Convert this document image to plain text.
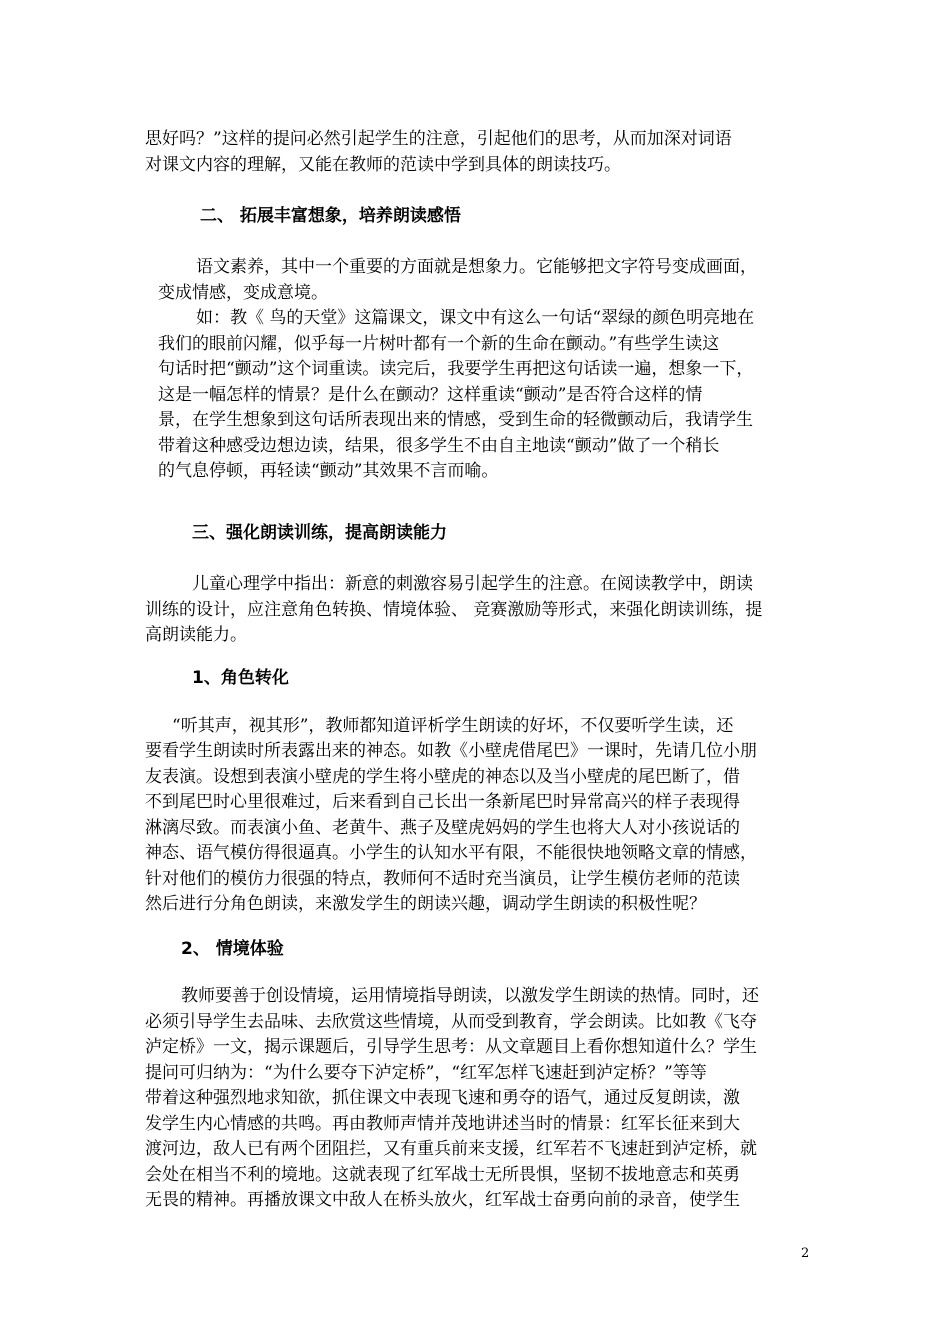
思好吗？”这样的提问必然引起学生的注意，引起他们的思考，从而加深对词语
对课文内容的理解，又能在教师的范读中学到具体的朗读技巧。
二、 拓展丰富想象，培养朗读感悟
语文素养，其中一个重要的方面就是想象力。它能够把文字符号变成画面，
变成情感，变成意境。
如：教《 鸟的天堂》这篇课文，课文中有这么一句话“翠绿的颜色明亮地在
我们的眼前闪耀，似乎每一片树叶都有一个新的生命在颤动。”有些学生读这
句话时把“颤动”这个词重读。读完后，我要学生再把这句话读一遍，想象一下，
这是一幅怎样的情景？是什么在颤动？这样重读“颤动”是否符合这样的情
景，在学生想象到这句话所表现出来的情感，受到生命的轻微颤动后，我请学生
带着这种感受边想边读，结果，很多学生不由自主地读“颤动”做了一个稍长
的气息停顿，再轻读“颤动”其效果不言而喻。
三、强化朗读训练，提高朗读能力
儿童心理学中指出：新意的刺激容易引起学生的注意。在阅读教学中，朗读
训练的设计，应注意角色转换、情境体验、 竞赛激励等形式，来强化朗读训练，提
高朗读能力。
1、角色转化
“听其声，视其形”，教师都知道评析学生朗读的好坏，不仅要听学生读，还
要看学生朗读时所表露出来的神态。如教《小壁虎借尾巴》一课时，先请几位小朋
友表演。设想到表演小壁虎的学生将小壁虎的神态以及当小壁虎的尾巴断了，借
不到尾巴时心里很难过，后来看到自己长出一条新尾巴时异常高兴的样子表现得
淋漓尽致。而表演小鱼、老黄牛、燕子及壁虎妈妈的学生也将大人对小孩说话的
神态、语气模仿得很逼真。小学生的认知水平有限，不能很快地领略文章的情感，
针对他们的模仿力很强的特点，教师何不适时充当演员，让学生模仿老师的范读
然后进行分角色朗读，来激发学生的朗读兴趣，调动学生朗读的积极性呢？
2、 情境体验
教师要善于创设情境，运用情境指导朗读，以激发学生朗读的热情。同时，还
必须引导学生去品味、去欣赏这些情境，从而受到教育，学会朗读。比如教《飞夺
泸定桥》一文，揭示课题后，引导学生思考：从文章题目上看你想知道什么？学生
提问可归纳为：“为什么要夺下泸定桥”，“红军怎样飞速赶到泸定桥？”等等
带着这种强烈地求知欲，抓住课文中表现飞速和勇夺的语气，通过反复朗读，激
发学生内心情感的共鸣。再由教师声情并茂地讲述当时的情景：红军长征来到大
渡河边，敌人已有两个团阻拦，又有重兵前来支援，红军若不飞速赶到泸定桥，就
会处在相当不利的境地。这就表现了红军战士无所畏惧，坚韧不拔地意志和英勇
无畏的精神。再播放课文中敌人在桥头放火，红军战士奋勇向前的录音，使学生
2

INSTRUCTION: Search the data for "情境体验". Copy every matching line.

OUTPUT OF THE TASK:
训练的设计，应注意角色转换、情境体验、 竞赛激励等形式，来强化朗读训练，提
2、 情境体验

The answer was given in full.